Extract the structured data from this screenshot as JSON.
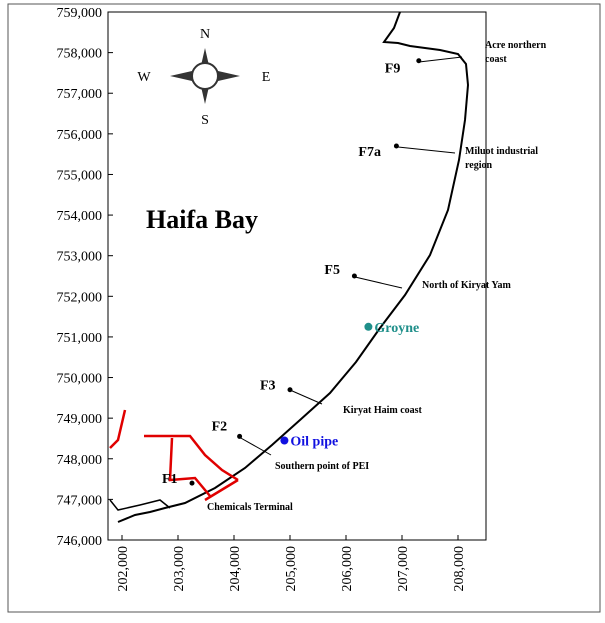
{
  "chart_data": {
    "type": "map",
    "title": "Haifa Bay",
    "compass": {
      "n": "N",
      "s": "S",
      "e": "E",
      "w": "W"
    },
    "xlim": [
      201750,
      208500
    ],
    "ylim": [
      746000,
      759000
    ],
    "xticks": [
      {
        "value": 202000,
        "label": "202,000"
      },
      {
        "value": 203000,
        "label": "203,000"
      },
      {
        "value": 204000,
        "label": "204,000"
      },
      {
        "value": 205000,
        "label": "205,000"
      },
      {
        "value": 206000,
        "label": "206,000"
      },
      {
        "value": 207000,
        "label": "207,000"
      },
      {
        "value": 208000,
        "label": "208,000"
      }
    ],
    "yticks": [
      {
        "value": 746000,
        "label": "746,000"
      },
      {
        "value": 747000,
        "label": "747,000"
      },
      {
        "value": 748000,
        "label": "748,000"
      },
      {
        "value": 749000,
        "label": "749,000"
      },
      {
        "value": 750000,
        "label": "750,000"
      },
      {
        "value": 751000,
        "label": "751,000"
      },
      {
        "value": 752000,
        "label": "752,000"
      },
      {
        "value": 753000,
        "label": "753,000"
      },
      {
        "value": 754000,
        "label": "754,000"
      },
      {
        "value": 755000,
        "label": "755,000"
      },
      {
        "value": 756000,
        "label": "756,000"
      },
      {
        "value": 757000,
        "label": "757,000"
      },
      {
        "value": 758000,
        "label": "758,000"
      },
      {
        "value": 759000,
        "label": "759,000"
      }
    ],
    "sites": [
      {
        "label": "F9",
        "x": 207300,
        "y": 757800
      },
      {
        "label": "F7a",
        "x": 206900,
        "y": 755700
      },
      {
        "label": "F5",
        "x": 206150,
        "y": 752500
      },
      {
        "label": "F3",
        "x": 205000,
        "y": 749700
      },
      {
        "label": "F2",
        "x": 204100,
        "y": 748550
      },
      {
        "label": "F1",
        "x": 203250,
        "y": 747400
      }
    ],
    "features": [
      {
        "label": "Groyne",
        "color": "#1f8f8a",
        "x": 206400,
        "y": 751250
      },
      {
        "label": "Oil pipe",
        "color": "#1010e0",
        "x": 204900,
        "y": 748450
      }
    ],
    "callouts": [
      "Acre northern coast",
      "Miluot industrial region",
      "North of Kiryat Yam",
      "Kiryat Haim coast",
      "Southern point of PEI",
      "Chemicals Terminal"
    ]
  }
}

★ ★ ★ ★ ★ ★ ★

- [Aim of the task] Looking at the entries above, state how many lines contain "Kiryat"; give the number alone.

- [Answer for this exercise] 2